• **Stated task**
Restate the entries below verbatim.

• **Dataset rows**
• • •

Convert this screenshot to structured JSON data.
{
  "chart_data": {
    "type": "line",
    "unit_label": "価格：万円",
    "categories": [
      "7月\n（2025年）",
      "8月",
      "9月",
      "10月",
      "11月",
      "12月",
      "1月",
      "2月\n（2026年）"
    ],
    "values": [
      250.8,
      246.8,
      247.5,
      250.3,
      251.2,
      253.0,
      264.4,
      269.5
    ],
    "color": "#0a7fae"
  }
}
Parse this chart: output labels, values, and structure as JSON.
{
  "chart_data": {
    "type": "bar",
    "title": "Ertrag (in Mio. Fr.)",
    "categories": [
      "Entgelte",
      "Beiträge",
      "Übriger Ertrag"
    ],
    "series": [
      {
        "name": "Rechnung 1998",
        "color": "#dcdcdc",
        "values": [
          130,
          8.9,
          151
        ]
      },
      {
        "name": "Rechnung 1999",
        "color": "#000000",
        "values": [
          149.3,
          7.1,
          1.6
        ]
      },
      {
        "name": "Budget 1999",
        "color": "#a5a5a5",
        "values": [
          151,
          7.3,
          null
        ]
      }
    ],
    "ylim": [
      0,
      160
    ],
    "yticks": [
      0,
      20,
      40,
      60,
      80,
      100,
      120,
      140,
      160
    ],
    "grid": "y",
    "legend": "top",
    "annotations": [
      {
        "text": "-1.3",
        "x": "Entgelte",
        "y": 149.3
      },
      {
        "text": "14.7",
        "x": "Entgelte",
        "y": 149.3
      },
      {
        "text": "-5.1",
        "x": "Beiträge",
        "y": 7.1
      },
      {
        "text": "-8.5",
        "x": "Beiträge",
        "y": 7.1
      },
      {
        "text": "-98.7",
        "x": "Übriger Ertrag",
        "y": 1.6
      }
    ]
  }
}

• • •

• **Exercise answer**
Convert this screenshot to structured JSON data.
{
  "chart_data": {
    "type": "line",
    "unit_label": "価格：万円",
    "categories": [
      "7月\n（2025年）",
      "8月",
      "9月",
      "10月",
      "11月",
      "12月",
      "1月",
      "2月\n（2026年）"
    ],
    "values": [
      250.8,
      246.8,
      247.5,
      250.3,
      251.2,
      253.0,
      264.4,
      269.5
    ],
    "color": "#0a7fae"
  }
}
Parse this chart: output labels, values, and structure as JSON.
{
  "chart_data": {
    "type": "bar",
    "title": "Ertrag (in Mio. Fr.)",
    "categories": [
      "Entgelte",
      "Beiträge",
      "Übriger Ertrag"
    ],
    "series": [
      {
        "name": "Rechnung 1998",
        "color": "#dcdcdc",
        "values": [
          130,
          8.9,
          151
        ]
      },
      {
        "name": "Rechnung 1999",
        "color": "#000000",
        "values": [
          149.3,
          7.1,
          1.6
        ]
      },
      {
        "name": "Budget 1999",
        "color": "#a5a5a5",
        "values": [
          151,
          7.3,
          null
        ]
      }
    ],
    "ylim": [
      0,
      160
    ],
    "yticks": [
      0,
      20,
      40,
      60,
      80,
      100,
      120,
      140,
      160
    ],
    "grid": "y",
    "legend": "top",
    "annotations": [
      {
        "text": "-1.3",
        "x": "Entgelte",
        "y": 149.3
      },
      {
        "text": "14.7",
        "x": "Entgelte",
        "y": 149.3
      },
      {
        "text": "-5.1",
        "x": "Beiträge",
        "y": 7.1
      },
      {
        "text": "-8.5",
        "x": "Beiträge",
        "y": 7.1
      },
      {
        "text": "-98.7",
        "x": "Übriger Ertrag",
        "y": 1.6
      }
    ]
  }
}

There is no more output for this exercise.